»»

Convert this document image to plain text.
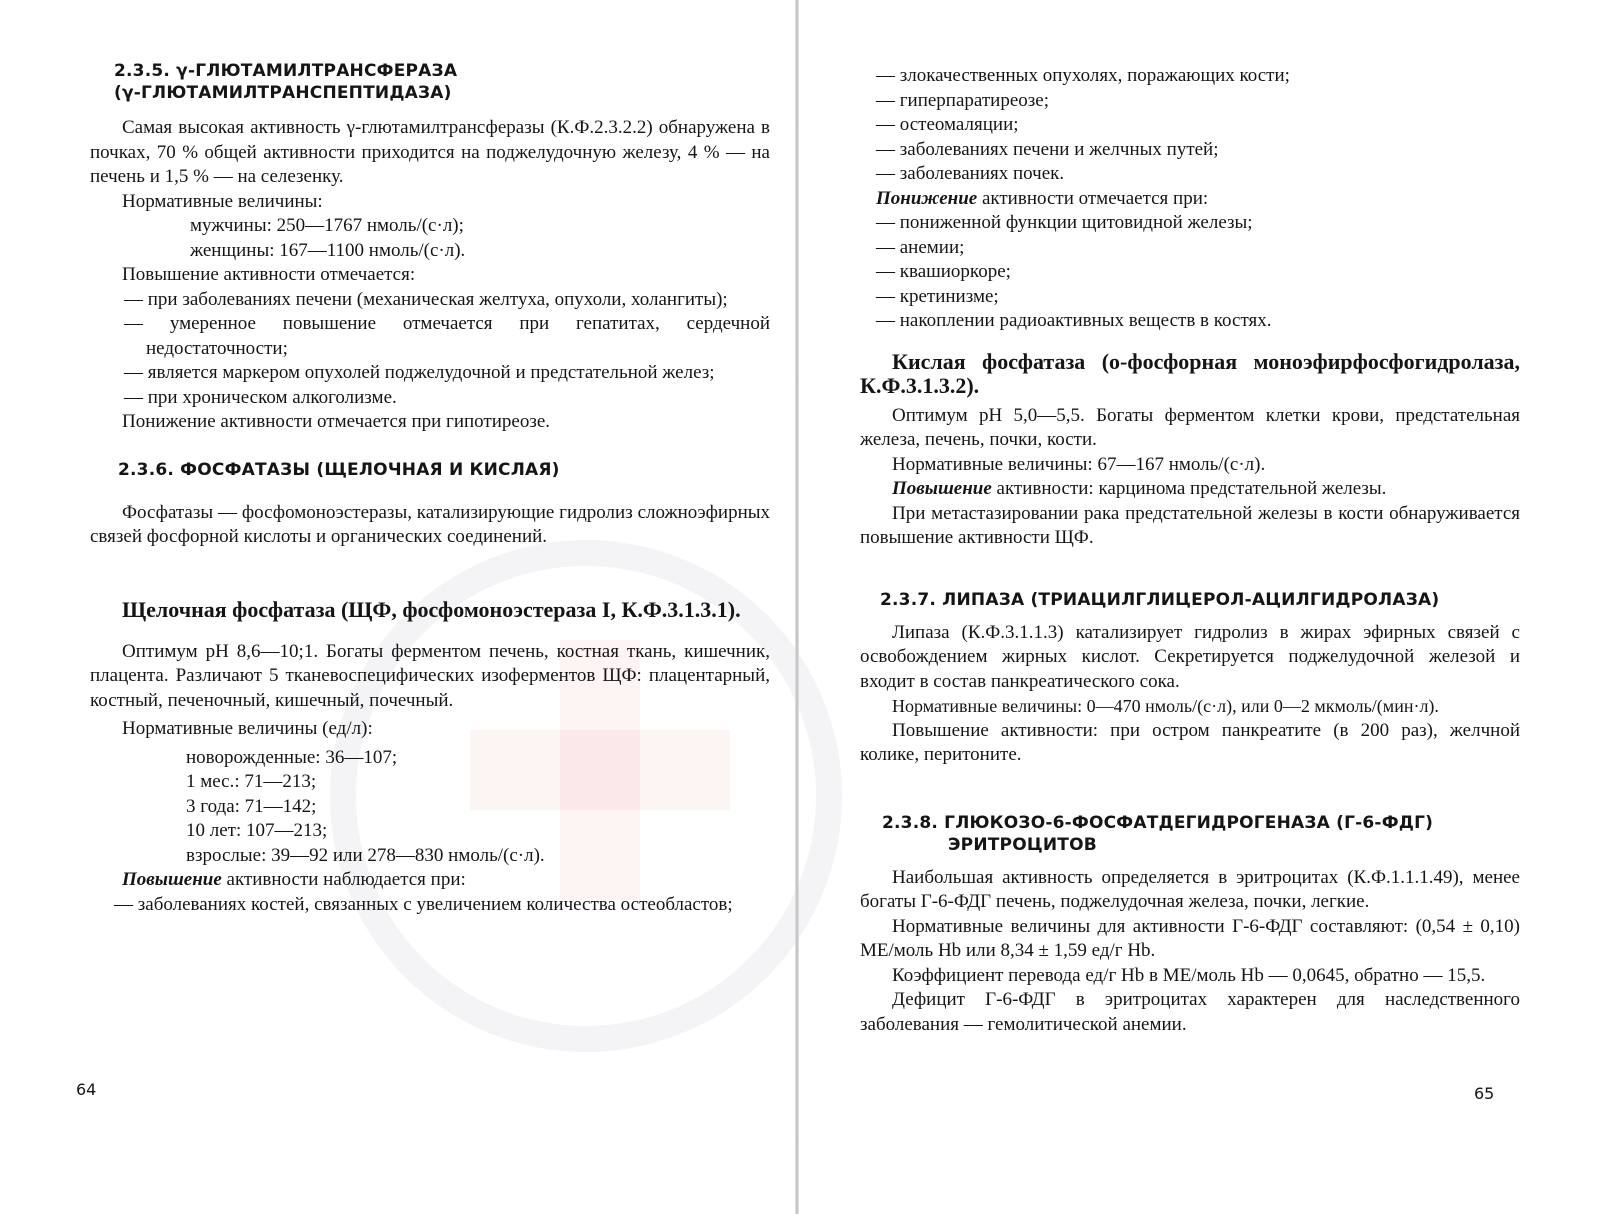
2.3.5. γ-ГЛЮТАМИЛТРАНСФЕРАЗА
(γ-ГЛЮТАМИЛТРАНСПЕПТИДАЗА)

Самая высокая активность γ-глютамилтрансферазы (К.Ф.2.3.2.2) обнаружена в почках, 70 % общей активности приходится на поджелудочную железу, 4 % — на печень и 1,5 % — на селезенку.

Нормативные величины:

мужчины: 250—1767 нмоль/(с·л);
женщины: 167—1100 нмоль/(с·л).

Повышение активности отмечается:

— при заболеваниях печени (механическая желтуха, опухоли, холангиты);

— умеренное повышение отмечается при гепатитах, сердечной недостаточности;

— является маркером опухолей поджелудочной и предстательной желез;

— при хроническом алкоголизме.

Понижение активности отмечается при гипотиреозе.

2.3.6. ФОСФАТАЗЫ (ЩЕЛОЧНАЯ И КИСЛАЯ)

Фосфатазы — фосфомоноэстеразы, катализирующие гидролиз сложноэфирных связей фосфорной кислоты и органических соединений.

Щелочная фосфатаза (ЩФ, фосфомоноэстераза I, К.Ф.3.1.3.1).

Оптимум рН 8,6—10;1. Богаты ферментом печень, костная ткань, кишечник, плацента. Различают 5 тканевоспецифических изоферментов ЩФ: плацентарный, костный, печеночный, кишечный, почечный.

Нормативные величины (ед/л):

новорожденные: 36—107;
1 мес.: 71—213;
3 года: 71—142;
10 лет: 107—213;
взрослые: 39—92 или 278—830 нмоль/(с·л).

Повышение активности наблюдается при:

— заболеваниях костей, связанных с увеличением количества остеобластов;

64

— злокачественных опухолях, поражающих кости;

— гиперпаратиреозе;

— остеомаляции;

— заболеваниях печени и желчных путей;

— заболеваниях почек.

Понижение активности отмечается при:

— пониженной функции щитовидной железы;

— анемии;

— квашиоркоре;

— кретинизме;

— накоплении радиоактивных веществ в костях.

Кислая фосфатаза (о-фосфорная моноэфирфосфогидролаза, К.Ф.3.1.3.2).

Оптимум рН 5,0—5,5. Богаты ферментом клетки крови, предстательная железа, печень, почки, кости.

Нормативные величины: 67—167 нмоль/(с·л).

Повышение активности: карцинома предстательной железы.

При метастазировании рака предстательной железы в кости обнаруживается повышение активности ЩФ.

2.3.7. ЛИПАЗА (ТРИАЦИЛГЛИЦЕРОЛ-АЦИЛГИДРОЛАЗА)

Липаза (К.Ф.3.1.1.3) катализирует гидролиз в жирах эфирных связей с освобождением жирных кислот. Секретируется поджелудочной железой и входит в состав панкреатического сока.

Нормативные величины: 0—470 нмоль/(с·л), или 0—2 мкмоль/(мин·л).

Повышение активности: при остром панкреатите (в 200 раз), желчной колике, перитоните.

2.3.8. ГЛЮКОЗО-6-ФОСФАТДЕГИДРОГЕНАЗА (Г-6-ФДГ)
ЭРИТРОЦИТОВ

Наибольшая активность определяется в эритроцитах (К.Ф.1.1.1.49), менее богаты Г-6-ФДГ печень, поджелудочная железа, почки, легкие.

Нормативные величины для активности Г-6-ФДГ составляют: (0,54 ± 0,10) МЕ/моль Hb или 8,34 ± 1,59 ед/г Hb.

Коэффициент перевода ед/г Hb в МЕ/моль Hb — 0,0645, обратно — 15,5.

Дефицит Г-6-ФДГ в эритроцитах характерен для наследственного заболевания — гемолитической анемии.

65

««

Your goal. Quote all the records verbatim, dropping any pictures from your copy.

Response.
Convert this document image to plain text.
2.3.5. γ-ГЛЮТАМИЛТРАНСФЕРАЗА
(γ-ГЛЮТАМИЛТРАНСПЕПТИДАЗА)

Самая высокая активность γ-глютамилтрансферазы (К.Ф.2.3.2.2) обнаружена в почках, 70 % общей активности приходится на поджелудочную железу, 4 % — на печень и 1,5 % — на селезенку.

Нормативные величины:

мужчины: 250—1767 нмоль/(с·л);
женщины: 167—1100 нмоль/(с·л).

Повышение активности отмечается:

— при заболеваниях печени (механическая желтуха, опухоли, холангиты);

— умеренное повышение отмечается при гепатитах, сердечной недостаточности;

— является маркером опухолей поджелудочной и предстательной желез;

— при хроническом алкоголизме.

Понижение активности отмечается при гипотиреозе.

2.3.6. ФОСФАТАЗЫ (ЩЕЛОЧНАЯ И КИСЛАЯ)

Фосфатазы — фосфомоноэстеразы, катализирующие гидролиз сложноэфирных связей фосфорной кислоты и органических соединений.

Щелочная фосфатаза (ЩФ, фосфомоноэстераза I, К.Ф.3.1.3.1).

Оптимум рН 8,6—10;1. Богаты ферментом печень, костная ткань, кишечник, плацента. Различают 5 тканевоспецифических изоферментов ЩФ: плацентарный, костный, печеночный, кишечный, почечный.

Нормативные величины (ед/л):

новорожденные: 36—107;
1 мес.: 71—213;
3 года: 71—142;
10 лет: 107—213;
взрослые: 39—92 или 278—830 нмоль/(с·л).

Повышение активности наблюдается при:

— заболеваниях костей, связанных с увеличением количества остеобластов;

64

— злокачественных опухолях, поражающих кости;

— гиперпаратиреозе;

— остеомаляции;

— заболеваниях печени и желчных путей;

— заболеваниях почек.

Понижение активности отмечается при:

— пониженной функции щитовидной железы;

— анемии;

— квашиоркоре;

— кретинизме;

— накоплении радиоактивных веществ в костях.

Кислая фосфатаза (о-фосфорная моноэфирфосфогидролаза, К.Ф.3.1.3.2).

Оптимум рН 5,0—5,5. Богаты ферментом клетки крови, предстательная железа, печень, почки, кости.

Нормативные величины: 67—167 нмоль/(с·л).

Повышение активности: карцинома предстательной железы.

При метастазировании рака предстательной железы в кости обнаруживается повышение активности ЩФ.

2.3.7. ЛИПАЗА (ТРИАЦИЛГЛИЦЕРОЛ-АЦИЛГИДРОЛАЗА)

Липаза (К.Ф.3.1.1.3) катализирует гидролиз в жирах эфирных связей с освобождением жирных кислот. Секретируется поджелудочной железой и входит в состав панкреатического сока.

Нормативные величины: 0—470 нмоль/(с·л), или 0—2 мкмоль/(мин·л).

Повышение активности: при остром панкреатите (в 200 раз), желчной колике, перитоните.

2.3.8. ГЛЮКОЗО-6-ФОСФАТДЕГИДРОГЕНАЗА (Г-6-ФДГ)
ЭРИТРОЦИТОВ

Наибольшая активность определяется в эритроцитах (К.Ф.1.1.1.49), менее богаты Г-6-ФДГ печень, поджелудочная железа, почки, легкие.

Нормативные величины для активности Г-6-ФДГ составляют: (0,54 ± 0,10) МЕ/моль Hb или 8,34 ± 1,59 ед/г Hb.

Коэффициент перевода ед/г Hb в МЕ/моль Hb — 0,0645, обратно — 15,5.

Дефицит Г-6-ФДГ в эритроцитах характерен для наследственного заболевания — гемолитической анемии.

65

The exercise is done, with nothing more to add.